▸ Extracted entries
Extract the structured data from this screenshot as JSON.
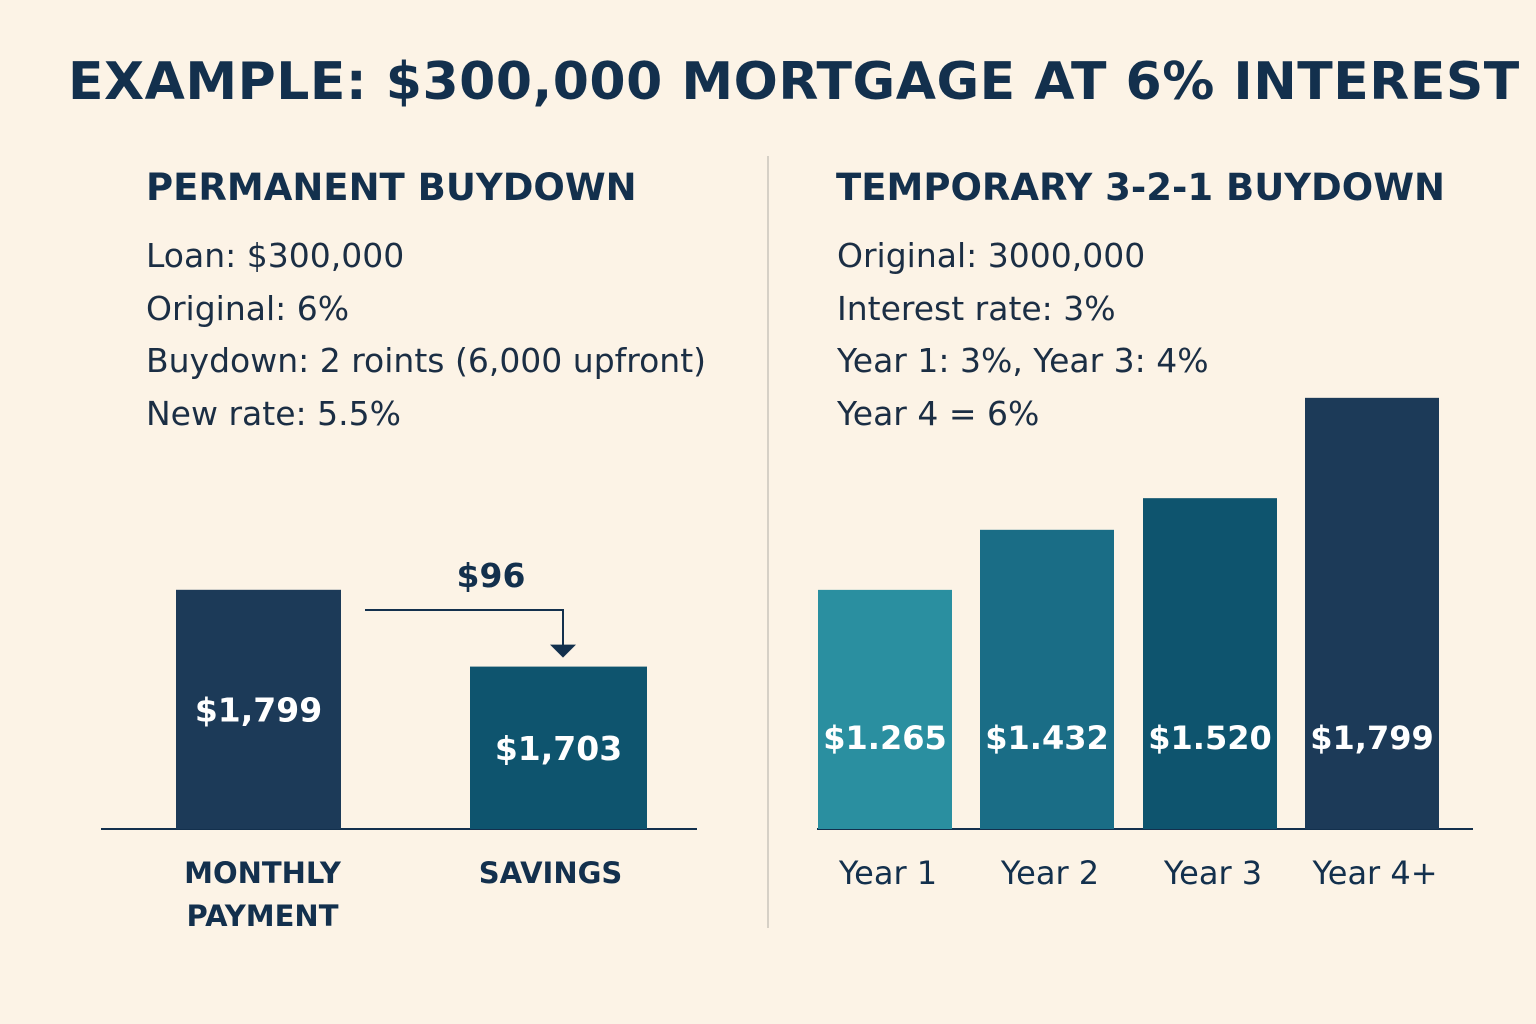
{
  "title": "EXAMPLE: $300,000 MORTGAGE AT 6% INTEREST",
  "colors": {
    "background": "#fcf3e6",
    "navy": "#1c3a58",
    "dark_teal": "#0e546e",
    "teal": "#1a6d86",
    "light_teal": "#2a8fa0",
    "text": "#13304d"
  },
  "permanent": {
    "heading": "PERMANENT BUYDOWN",
    "lines": [
      "Loan: $300,000",
      "Original: 6%",
      "Buydown: 2 roints (6,000 upfront)",
      "New rate:  5.5%"
    ]
  },
  "temporary": {
    "heading": "TEMPORARY 3-2-1 BUYDOWN",
    "lines": [
      "Original: 3000,000",
      "Interest rate: 3%",
      "Year 1: 3%, Year 3: 4%",
      "Year 4 = 6%"
    ]
  },
  "chart_data": [
    {
      "type": "bar",
      "categories": [
        "MONTHLY PAYMENT",
        "SAVINGS"
      ],
      "category_lines": [
        [
          "MONTHLY",
          "PAYMENT"
        ],
        [
          "SAVINGS"
        ]
      ],
      "values": [
        1799,
        1703
      ],
      "value_labels": [
        "$1,799",
        "$1,703"
      ],
      "colors": [
        "#1c3a58",
        "#0e546e"
      ],
      "annotation": "$96",
      "title": "",
      "xlabel": "",
      "ylabel": "",
      "ylim": [
        1500,
        1850
      ],
      "grid": false
    },
    {
      "type": "bar",
      "categories": [
        "Year 1",
        "Year 2",
        "Year 3",
        "Year 4+"
      ],
      "values": [
        1265,
        1432,
        1520,
        1799
      ],
      "value_labels": [
        "$1.265",
        "$1.432",
        "$1.520",
        "$1,799"
      ],
      "colors": [
        "#2a8fa0",
        "#1a6d86",
        "#0e546e",
        "#1c3a58"
      ],
      "title": "",
      "xlabel": "",
      "ylabel": "",
      "ylim": [
        600,
        1910
      ],
      "grid": false
    }
  ]
}
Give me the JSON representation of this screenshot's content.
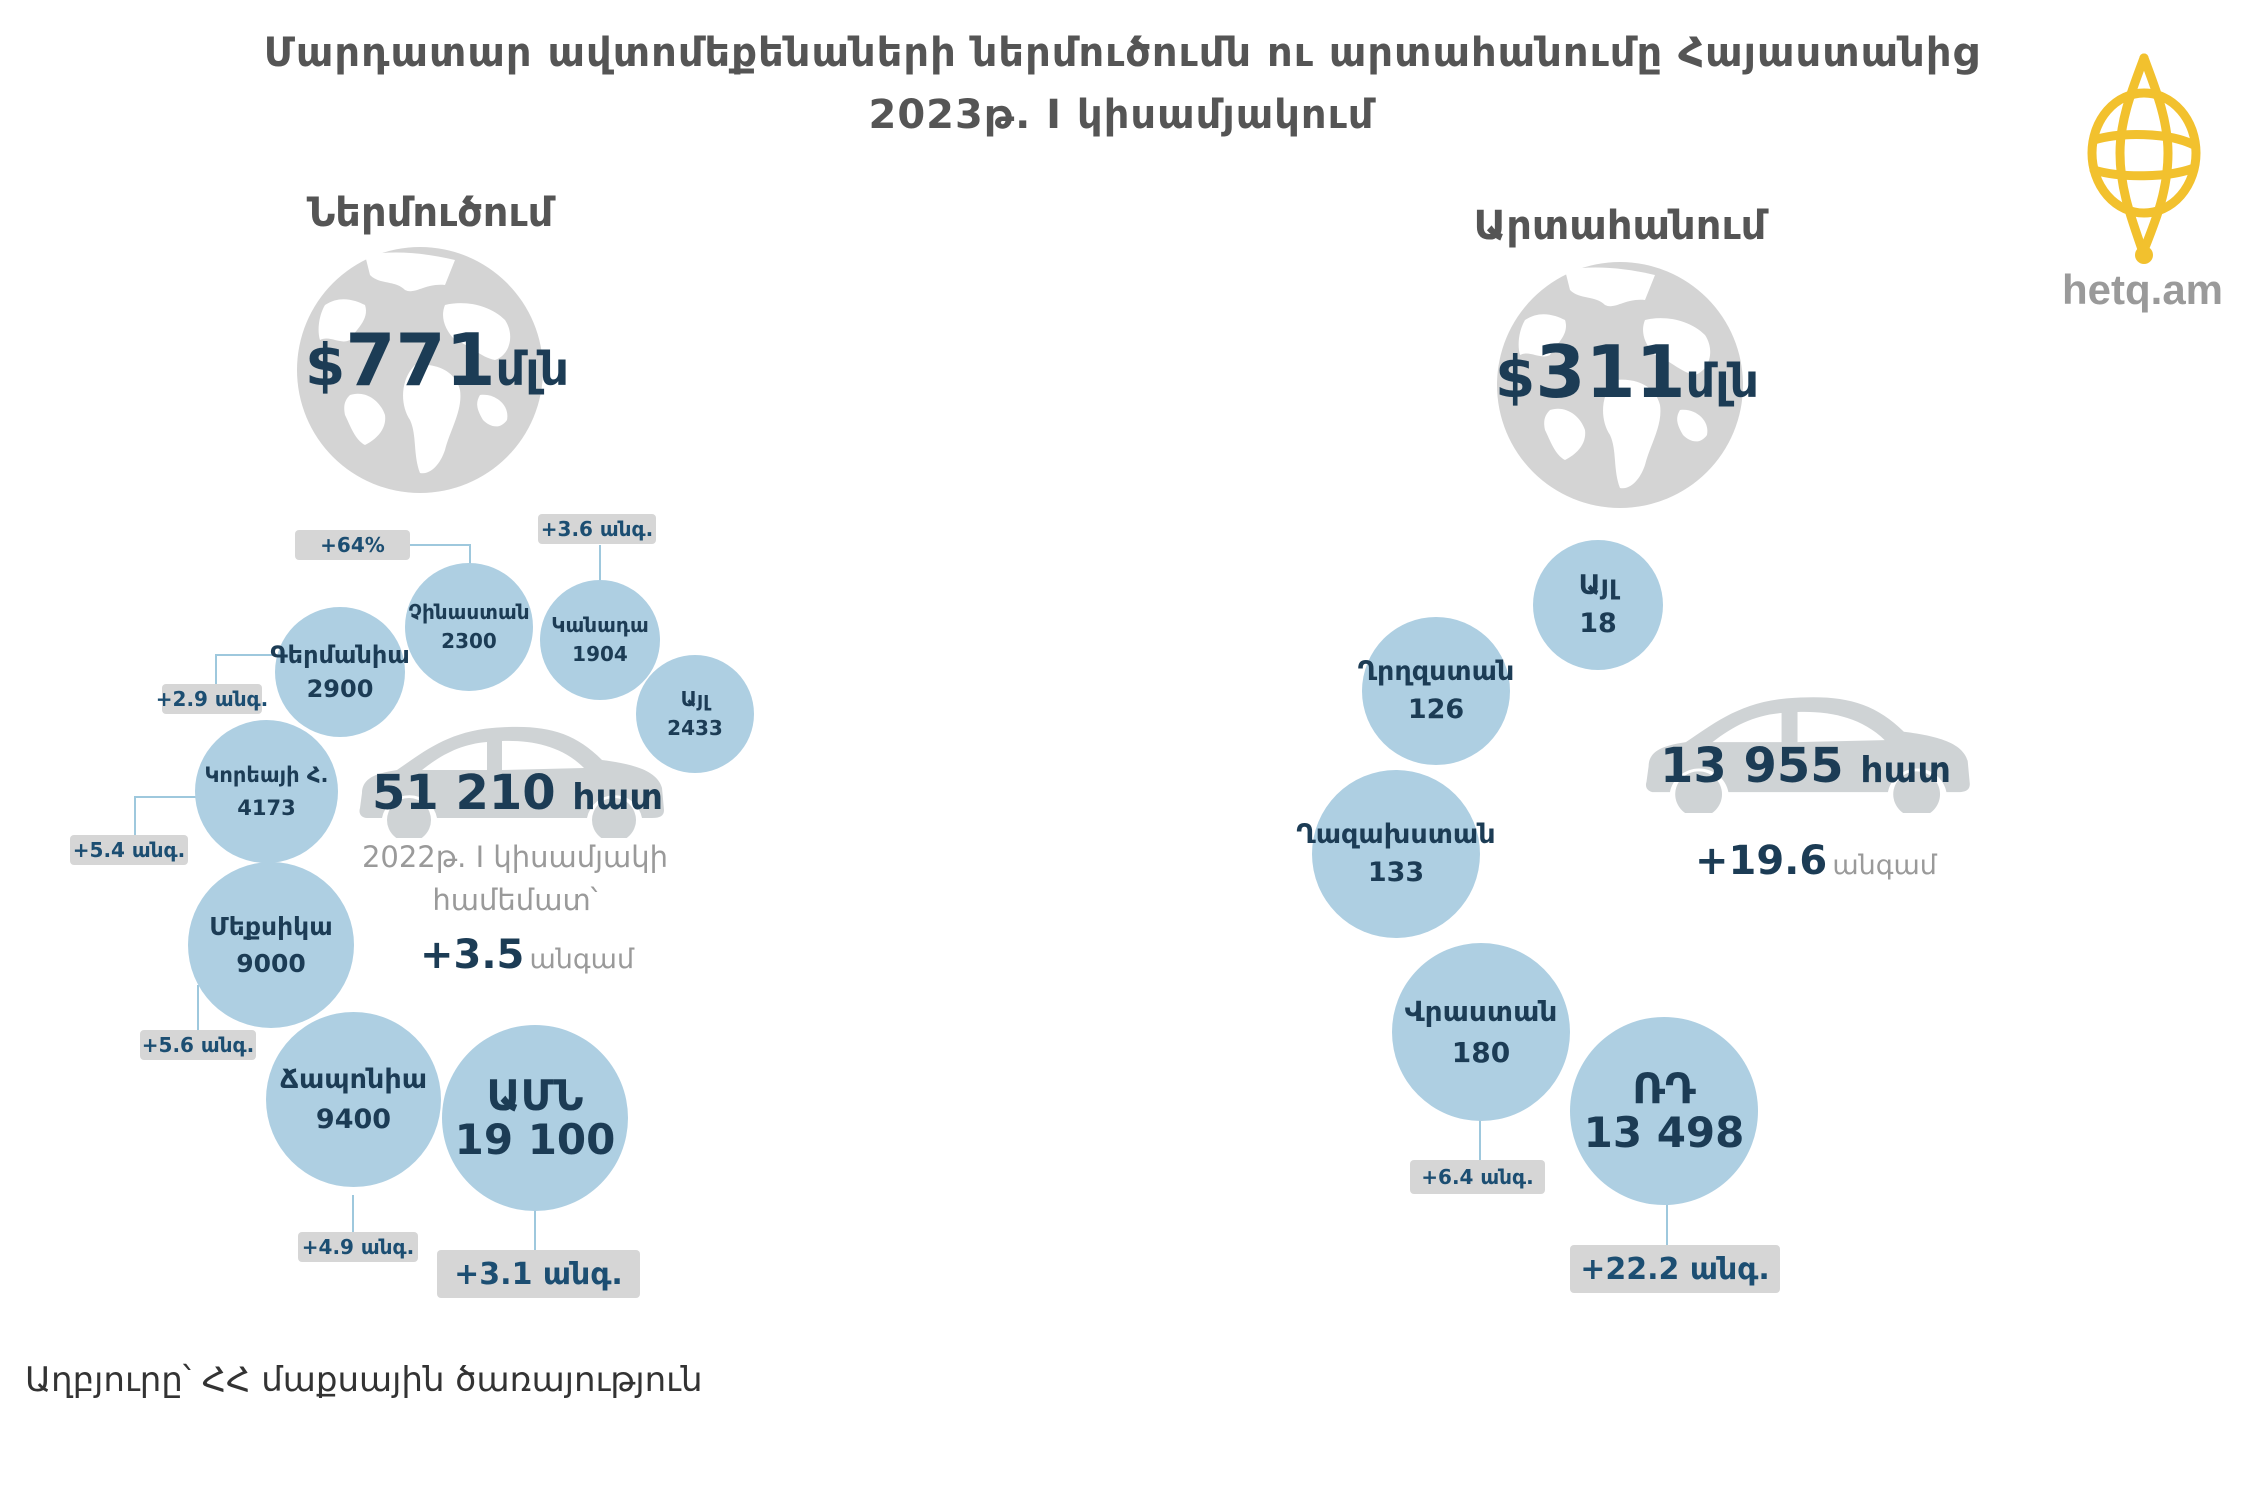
{
  "title_line1": "Մարդատար ավտոմեքենաների ներմուծումն ու արտահանումը Հայաստանից",
  "title_line2": "2023թ. I  կիսամյակում",
  "logo_text": "hetq.am",
  "source": "Աղբյուրը՝ ՀՀ մաքսային ծառայություն",
  "colors": {
    "bubble": "#aecfe2",
    "dark_text": "#1c3c55",
    "badge_bg": "#d6d6d6",
    "globe": "#d4d4d4",
    "car": "#cfd3d5",
    "logo": "#f2c12e"
  },
  "import": {
    "label": "Ներմուծում",
    "value_symbol": "$",
    "value_number": "771",
    "value_unit": "մլն",
    "units_total": "51 210",
    "units_word": "հատ",
    "compare_line1": "2022թ. I կիսամյակի",
    "compare_line2": "համեմատ՝",
    "growth_value": "+3.5",
    "growth_word": "անգամ",
    "countries": [
      {
        "name": "Չինաստան",
        "units": "2300",
        "change": "+64%"
      },
      {
        "name": "Կանադա",
        "units": "1904",
        "change": "+3.6 անգ."
      },
      {
        "name": "Այլ",
        "units": "2433",
        "change": ""
      },
      {
        "name": "Գերմանիա",
        "units": "2900",
        "change": "+2.9 անգ."
      },
      {
        "name": "Կորեայի Հ.",
        "units": "4173",
        "change": "+5.4 անգ."
      },
      {
        "name": "Մեքսիկա",
        "units": "9000",
        "change": "+5.6 անգ."
      },
      {
        "name": "Ճապոնիա",
        "units": "9400",
        "change": "+4.9 անգ."
      },
      {
        "name": "ԱՄՆ",
        "units": "19 100",
        "change": "+3.1 անգ."
      }
    ]
  },
  "export": {
    "label": "Արտահանում",
    "value_symbol": "$",
    "value_number": "311",
    "value_unit": "մլն",
    "units_total": "13 955",
    "units_word": "հատ",
    "growth_value": "+19.6",
    "growth_word": "անգամ",
    "countries": [
      {
        "name": "Այլ",
        "units": "18",
        "change": ""
      },
      {
        "name": "Ղրղզստան",
        "units": "126",
        "change": ""
      },
      {
        "name": "Ղազախստան",
        "units": "133",
        "change": ""
      },
      {
        "name": "Վրաստան",
        "units": "180",
        "change": "+6.4 անգ."
      },
      {
        "name": "ՌԴ",
        "units": "13 498",
        "change": "+22.2  անգ."
      }
    ]
  },
  "chart_data": {
    "type": "bubble",
    "title": "Մարդատար ավտոմեքենաների ներմուծումն ու արտահանումը Հայաստանից 2023թ. I  կիսամյակում",
    "series": [
      {
        "name": "Ներմուծում",
        "total_value_musd": 771,
        "total_units": 51210,
        "growth_vs_2022_h1_times": 3.5,
        "categories": [
          "Չինաստան",
          "Կանադա",
          "Այլ",
          "Գերմանիա",
          "Կորեայի Հ.",
          "Մեքսիկա",
          "Ճապոնիա",
          "ԱՄՆ"
        ],
        "values": [
          2300,
          1904,
          2433,
          2900,
          4173,
          9000,
          9400,
          19100
        ]
      },
      {
        "name": "Արտահանում",
        "total_value_musd": 311,
        "total_units": 13955,
        "growth_vs_2022_h1_times": 19.6,
        "categories": [
          "Այլ",
          "Ղրղզստան",
          "Ղազախստան",
          "Վրաստան",
          "ՌԴ"
        ],
        "values": [
          18,
          126,
          133,
          180,
          13498
        ]
      }
    ]
  }
}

▸ Do this
Transcribe the records above exactly as they appear, leaving out any pictures.

▸ Correct response
Extract the structured data from this screenshot as JSON.
{
  "title": "EXAMPLE: $300,000 MORTGAGE AT 6% INTEREST",
  "colors": {
    "background": "#fcf3e6",
    "navy": "#1c3a58",
    "dark_teal": "#0e546e",
    "teal": "#1a6d86",
    "light_teal": "#2a8fa0",
    "text": "#13304d"
  },
  "permanent": {
    "heading": "PERMANENT BUYDOWN",
    "lines": [
      "Loan: $300,000",
      "Original: 6%",
      "Buydown: 2 roints (6,000 upfront)",
      "New rate:  5.5%"
    ]
  },
  "temporary": {
    "heading": "TEMPORARY 3-2-1 BUYDOWN",
    "lines": [
      "Original: 3000,000",
      "Interest rate: 3%",
      "Year 1: 3%, Year 3: 4%",
      "Year 4 = 6%"
    ]
  },
  "chart_data": [
    {
      "type": "bar",
      "categories": [
        "MONTHLY PAYMENT",
        "SAVINGS"
      ],
      "category_lines": [
        [
          "MONTHLY",
          "PAYMENT"
        ],
        [
          "SAVINGS"
        ]
      ],
      "values": [
        1799,
        1703
      ],
      "value_labels": [
        "$1,799",
        "$1,703"
      ],
      "colors": [
        "#1c3a58",
        "#0e546e"
      ],
      "annotation": "$96",
      "title": "",
      "xlabel": "",
      "ylabel": "",
      "ylim": [
        1500,
        1850
      ],
      "grid": false
    },
    {
      "type": "bar",
      "categories": [
        "Year 1",
        "Year 2",
        "Year 3",
        "Year 4+"
      ],
      "values": [
        1265,
        1432,
        1520,
        1799
      ],
      "value_labels": [
        "$1.265",
        "$1.432",
        "$1.520",
        "$1,799"
      ],
      "colors": [
        "#2a8fa0",
        "#1a6d86",
        "#0e546e",
        "#1c3a58"
      ],
      "title": "",
      "xlabel": "",
      "ylabel": "",
      "ylim": [
        600,
        1910
      ],
      "grid": false
    }
  ]
}
Give me the JSON representation of this screenshot's content.
{
  "title_line1": "Մարդատար ավտոմեքենաների ներմուծումն ու արտահանումը Հայաստանից",
  "title_line2": "2023թ. I  կիսամյակում",
  "logo_text": "hetq.am",
  "source": "Աղբյուրը՝ ՀՀ մաքսային ծառայություն",
  "colors": {
    "bubble": "#aecfe2",
    "dark_text": "#1c3c55",
    "badge_bg": "#d6d6d6",
    "globe": "#d4d4d4",
    "car": "#cfd3d5",
    "logo": "#f2c12e"
  },
  "import": {
    "label": "Ներմուծում",
    "value_symbol": "$",
    "value_number": "771",
    "value_unit": "մլն",
    "units_total": "51 210",
    "units_word": "հատ",
    "compare_line1": "2022թ. I կիսամյակի",
    "compare_line2": "համեմատ՝",
    "growth_value": "+3.5",
    "growth_word": "անգամ",
    "countries": [
      {
        "name": "Չինաստան",
        "units": "2300",
        "change": "+64%"
      },
      {
        "name": "Կանադա",
        "units": "1904",
        "change": "+3.6 անգ."
      },
      {
        "name": "Այլ",
        "units": "2433",
        "change": ""
      },
      {
        "name": "Գերմանիա",
        "units": "2900",
        "change": "+2.9 անգ."
      },
      {
        "name": "Կորեայի Հ.",
        "units": "4173",
        "change": "+5.4 անգ."
      },
      {
        "name": "Մեքսիկա",
        "units": "9000",
        "change": "+5.6 անգ."
      },
      {
        "name": "Ճապոնիա",
        "units": "9400",
        "change": "+4.9 անգ."
      },
      {
        "name": "ԱՄՆ",
        "units": "19 100",
        "change": "+3.1 անգ."
      }
    ]
  },
  "export": {
    "label": "Արտահանում",
    "value_symbol": "$",
    "value_number": "311",
    "value_unit": "մլն",
    "units_total": "13 955",
    "units_word": "հատ",
    "growth_value": "+19.6",
    "growth_word": "անգամ",
    "countries": [
      {
        "name": "Այլ",
        "units": "18",
        "change": ""
      },
      {
        "name": "Ղրղզստան",
        "units": "126",
        "change": ""
      },
      {
        "name": "Ղազախստան",
        "units": "133",
        "change": ""
      },
      {
        "name": "Վրաստան",
        "units": "180",
        "change": "+6.4 անգ."
      },
      {
        "name": "ՌԴ",
        "units": "13 498",
        "change": "+22.2  անգ."
      }
    ]
  },
  "chart_data": {
    "type": "bubble",
    "title": "Մարդատար ավտոմեքենաների ներմուծումն ու արտահանումը Հայաստանից 2023թ. I  կիսամյակում",
    "series": [
      {
        "name": "Ներմուծում",
        "total_value_musd": 771,
        "total_units": 51210,
        "growth_vs_2022_h1_times": 3.5,
        "categories": [
          "Չինաստան",
          "Կանադա",
          "Այլ",
          "Գերմանիա",
          "Կորեայի Հ.",
          "Մեքսիկա",
          "Ճապոնիա",
          "ԱՄՆ"
        ],
        "values": [
          2300,
          1904,
          2433,
          2900,
          4173,
          9000,
          9400,
          19100
        ]
      },
      {
        "name": "Արտահանում",
        "total_value_musd": 311,
        "total_units": 13955,
        "growth_vs_2022_h1_times": 19.6,
        "categories": [
          "Այլ",
          "Ղրղզստան",
          "Ղազախստան",
          "Վրաստան",
          "ՌԴ"
        ],
        "values": [
          18,
          126,
          133,
          180,
          13498
        ]
      }
    ]
  }
}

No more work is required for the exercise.